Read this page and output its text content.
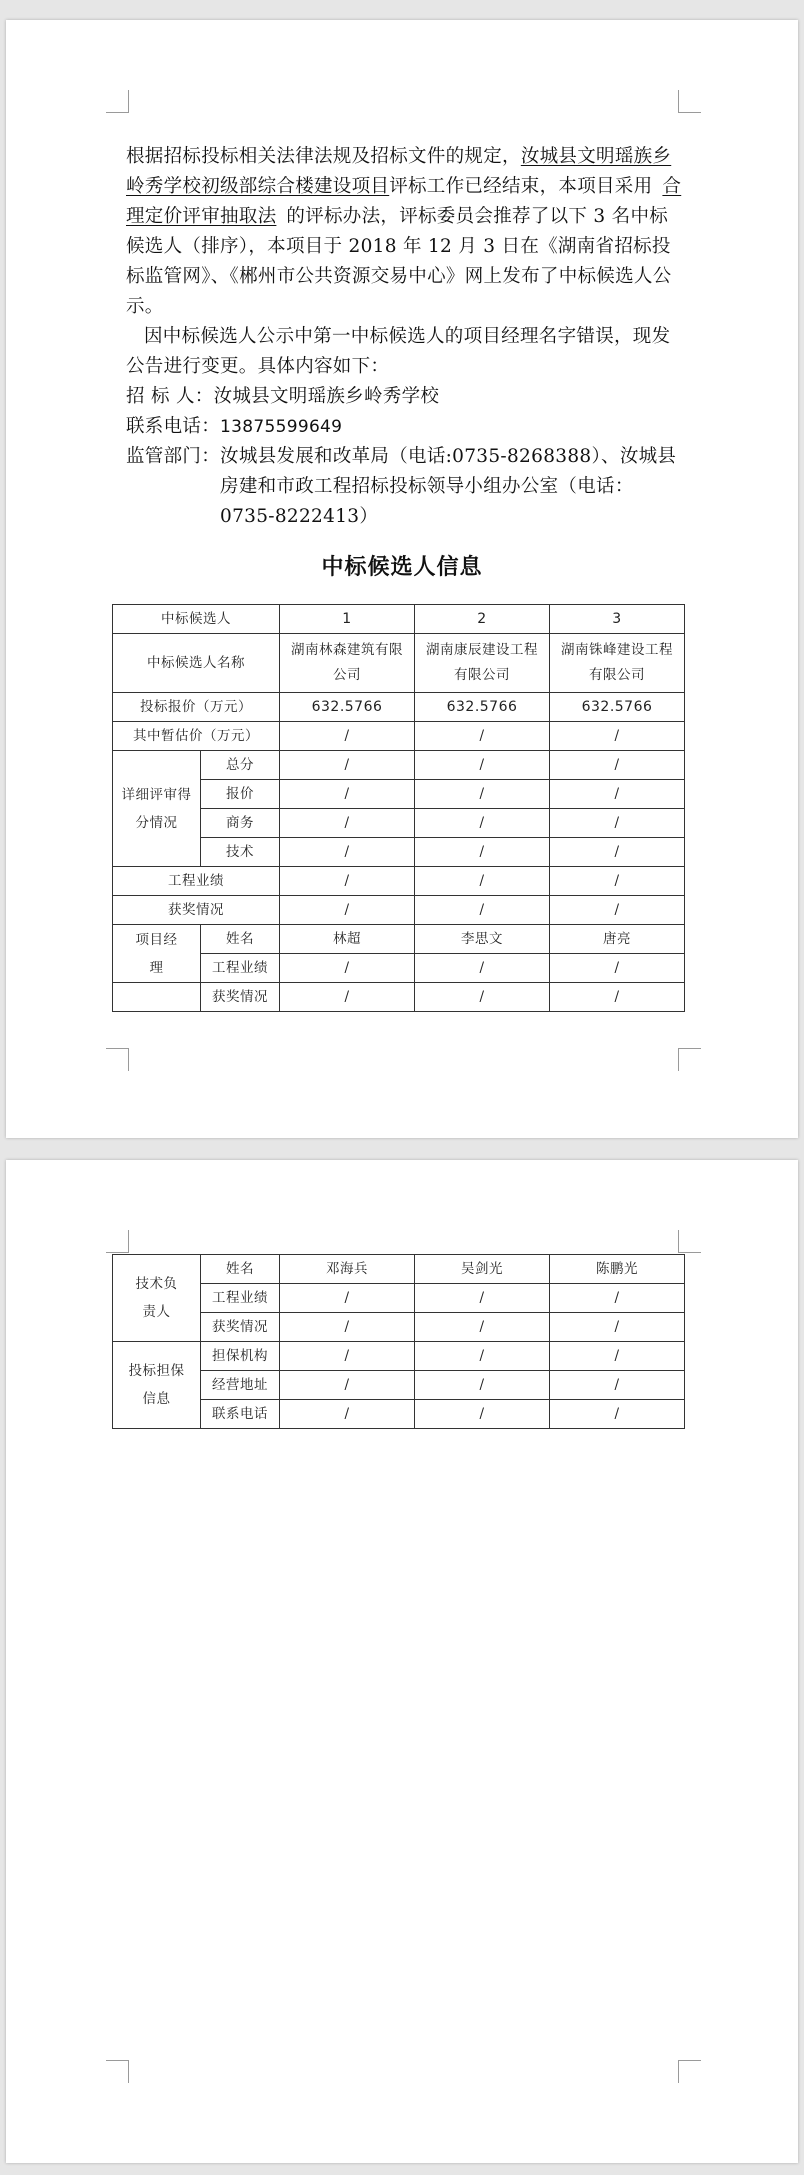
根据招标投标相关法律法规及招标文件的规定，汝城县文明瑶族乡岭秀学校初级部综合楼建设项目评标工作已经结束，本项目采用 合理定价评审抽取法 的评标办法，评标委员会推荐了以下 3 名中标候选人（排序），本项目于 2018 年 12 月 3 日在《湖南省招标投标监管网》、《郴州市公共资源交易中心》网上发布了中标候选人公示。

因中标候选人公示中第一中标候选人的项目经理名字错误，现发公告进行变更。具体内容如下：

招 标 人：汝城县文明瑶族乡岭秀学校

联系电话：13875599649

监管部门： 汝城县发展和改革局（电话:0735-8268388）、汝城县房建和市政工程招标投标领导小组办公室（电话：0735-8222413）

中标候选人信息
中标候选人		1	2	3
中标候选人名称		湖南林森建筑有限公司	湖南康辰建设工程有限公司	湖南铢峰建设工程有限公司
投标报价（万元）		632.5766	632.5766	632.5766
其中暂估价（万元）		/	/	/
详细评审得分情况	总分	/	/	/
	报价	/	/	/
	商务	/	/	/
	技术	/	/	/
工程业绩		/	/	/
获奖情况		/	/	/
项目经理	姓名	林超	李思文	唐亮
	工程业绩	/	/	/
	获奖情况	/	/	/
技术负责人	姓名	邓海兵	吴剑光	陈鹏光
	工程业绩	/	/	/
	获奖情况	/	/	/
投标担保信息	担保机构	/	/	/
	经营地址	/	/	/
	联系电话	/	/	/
────────────────────────────────────────
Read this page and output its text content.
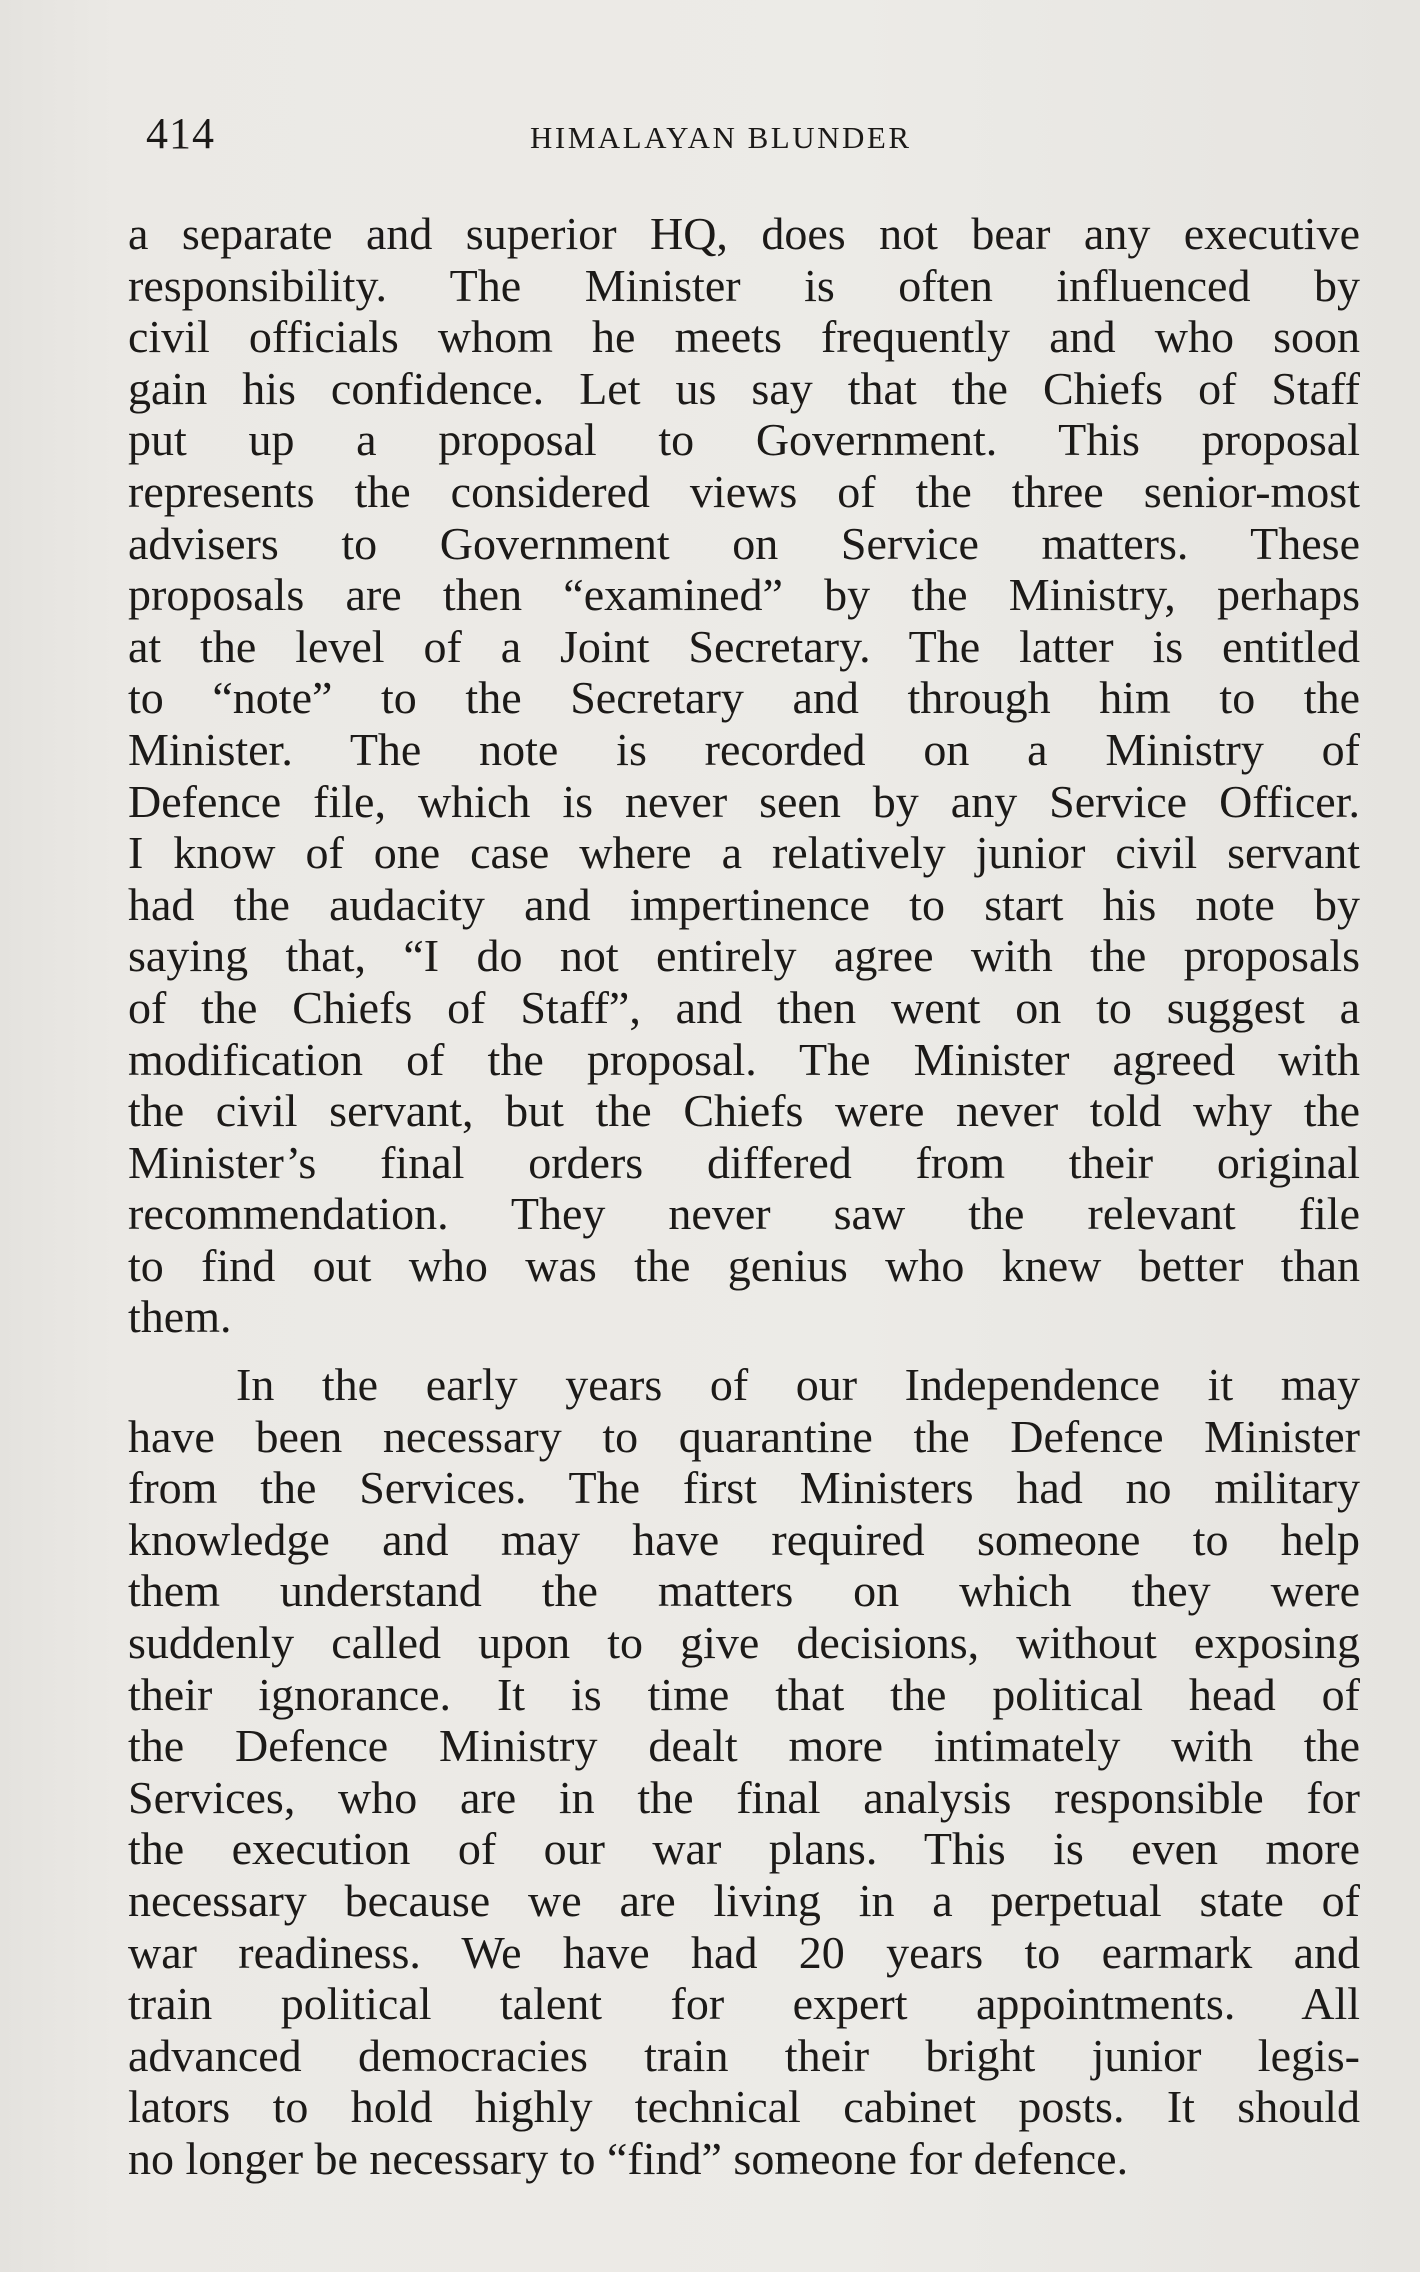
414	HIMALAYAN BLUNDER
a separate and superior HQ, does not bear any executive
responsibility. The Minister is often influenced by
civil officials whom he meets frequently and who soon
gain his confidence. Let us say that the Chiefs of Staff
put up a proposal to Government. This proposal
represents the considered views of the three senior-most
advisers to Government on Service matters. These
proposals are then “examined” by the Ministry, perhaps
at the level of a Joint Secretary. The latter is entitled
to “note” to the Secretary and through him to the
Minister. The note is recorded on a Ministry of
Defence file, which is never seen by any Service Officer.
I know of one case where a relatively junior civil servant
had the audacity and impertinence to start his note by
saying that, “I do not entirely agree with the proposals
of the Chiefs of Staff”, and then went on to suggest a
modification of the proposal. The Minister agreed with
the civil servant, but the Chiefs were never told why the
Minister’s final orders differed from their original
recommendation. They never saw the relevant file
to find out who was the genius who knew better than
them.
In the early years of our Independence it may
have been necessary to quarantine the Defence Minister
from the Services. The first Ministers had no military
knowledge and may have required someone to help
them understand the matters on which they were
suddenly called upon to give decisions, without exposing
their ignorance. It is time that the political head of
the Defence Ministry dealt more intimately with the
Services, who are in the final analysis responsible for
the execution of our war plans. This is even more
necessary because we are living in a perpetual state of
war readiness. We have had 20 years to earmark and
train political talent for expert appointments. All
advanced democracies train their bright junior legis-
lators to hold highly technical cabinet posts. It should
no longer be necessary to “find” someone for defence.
────────────────────────────────────────
→ **WORK TO DO**
Return the number of lines that include the word "which", and nothing else.

→ **FINISHED ANSWER**
2